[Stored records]
(begin)

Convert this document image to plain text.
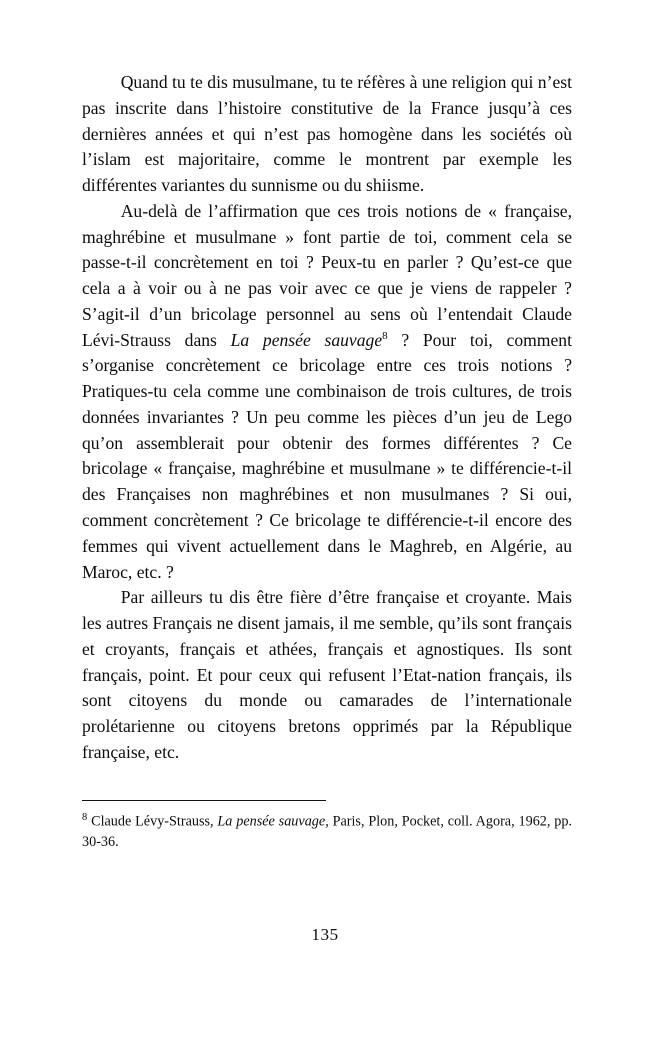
Quand tu te dis musulmane, tu te réfères à une religion qui n’est pas inscrite dans l’histoire constitutive de la France jusqu’à ces dernières années et qui n’est pas homogène dans les sociétés où l’islam est majoritaire, comme le montrent par exemple les différentes variantes du sunnisme ou du shiisme.

Au-delà de l’affirmation que ces trois notions de « française, maghrébine et musulmane » font partie de toi, comment cela se passe-t-il concrètement en toi ? Peux-tu en parler ? Qu’est-ce que cela a à voir ou à ne pas voir avec ce que je viens de rappeler ? S’agit-il d’un bricolage personnel au sens où l’entendait Claude Lévi-Strauss dans La pensée sauvage$^8$ ? Pour toi, comment s’organise concrètement ce bricolage entre ces trois notions ? Pratiques-tu cela comme une combinaison de trois cultures, de trois données invariantes ? Un peu comme les pièces d’un jeu de Lego qu’on assemblerait pour obtenir des formes différentes ? Ce bricolage « française, maghrébine et musulmane » te différencie-t-il des Françaises non maghrébines et non musulmanes ? Si oui, comment concrètement ? Ce bricolage te différencie-t-il encore des femmes qui vivent actuellement dans le Maghreb, en Algérie, au Maroc, etc. ?

Par ailleurs tu dis être fière d’être française et croyante. Mais les autres Français ne disent jamais, il me semble, qu’ils sont français et croyants, français et athées, français et agnostiques. Ils sont français, point. Et pour ceux qui refusent l’Etat-nation français, ils sont citoyens du monde ou camarades de l’internationale prolétarienne ou citoyens bretons opprimés par la République française, etc.

$^8$ Claude Lévy-Strauss, La pensée sauvage, Paris, Plon, Pocket, coll. Agora, 1962, pp. 30-36.

135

(end)

Omit the pictures and reproduce the listing exactly.

WORKED ANSWER:
Convert this document image to plain text.
Quand tu te dis musulmane, tu te réfères à une religion qui n’est pas inscrite dans l’histoire constitutive de la France jusqu’à ces dernières années et qui n’est pas homogène dans les sociétés où l’islam est majoritaire, comme le montrent par exemple les différentes variantes du sunnisme ou du shiisme.

Au-delà de l’affirmation que ces trois notions de « française, maghrébine et musulmane » font partie de toi, comment cela se passe-t-il concrètement en toi ? Peux-tu en parler ? Qu’est-ce que cela a à voir ou à ne pas voir avec ce que je viens de rappeler ? S’agit-il d’un bricolage personnel au sens où l’entendait Claude Lévi-Strauss dans La pensée sauvage$^8$ ? Pour toi, comment s’organise concrètement ce bricolage entre ces trois notions ? Pratiques-tu cela comme une combinaison de trois cultures, de trois données invariantes ? Un peu comme les pièces d’un jeu de Lego qu’on assemblerait pour obtenir des formes différentes ? Ce bricolage « française, maghrébine et musulmane » te différencie-t-il des Françaises non maghrébines et non musulmanes ? Si oui, comment concrètement ? Ce bricolage te différencie-t-il encore des femmes qui vivent actuellement dans le Maghreb, en Algérie, au Maroc, etc. ?

Par ailleurs tu dis être fière d’être française et croyante. Mais les autres Français ne disent jamais, il me semble, qu’ils sont français et croyants, français et athées, français et agnostiques. Ils sont français, point. Et pour ceux qui refusent l’Etat-nation français, ils sont citoyens du monde ou camarades de l’internationale prolétarienne ou citoyens bretons opprimés par la République française, etc.

$^8$ Claude Lévy-Strauss, La pensée sauvage, Paris, Plon, Pocket, coll. Agora, 1962, pp. 30-36.

135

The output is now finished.